Skip to content

Draft: ENH: improve handling of multi-pass send/recv

Mark OLESEN requested to merge update-Pstream-large-sends into develop
  • the maxCommsSize variable is used to 'chunk' large data transfers (eg, with PstreamBuffers) into a multi-pass send/recv sequence.

    The send/recv windows for chunk-wise transfers:

    iter    data window
    ----    -----------
    0       [0, chunk]
    1       [chunk, 2*chunk]
    2       [2*chunk, 3*chunk]
    ...

    The previous versions, the number of chunks was determined by the sender sizes. This required an additional MPI_Allreduce to establish an overall consistent number of chunks to walk. This additional overhead each time meant that maxCommsSize was rarely actually enabled.

Set task: Continue the merge request description on multi-pass send/recv from the point where it stops.

Information supplied:

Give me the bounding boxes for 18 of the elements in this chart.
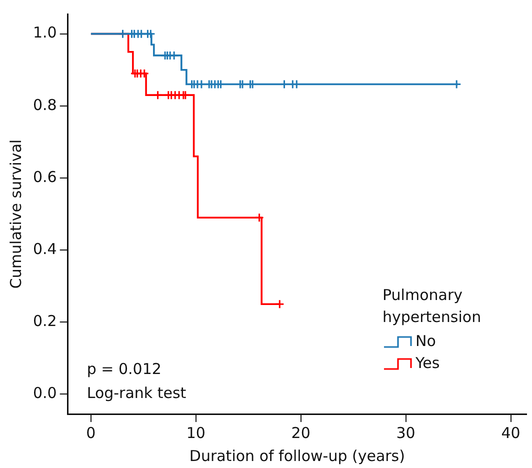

Output for this exercise:
    We can, however, instead rely on the send/recv buffers having been consistently sized ands simply walk through the local send/recvs until no futher chunks need to be exchanged. As an additional enhancement, the message tags are connected to chunking iteration, which allows the setup of all send/recvs without an intermediate Allwait.

    The default value of maxCommsSize = 0 corresponds to a chunk-size of (INT_MAX), which is the current internal limit for MPI counts. Since we mostly send/recv in bytes, this limit can hit rather quickly.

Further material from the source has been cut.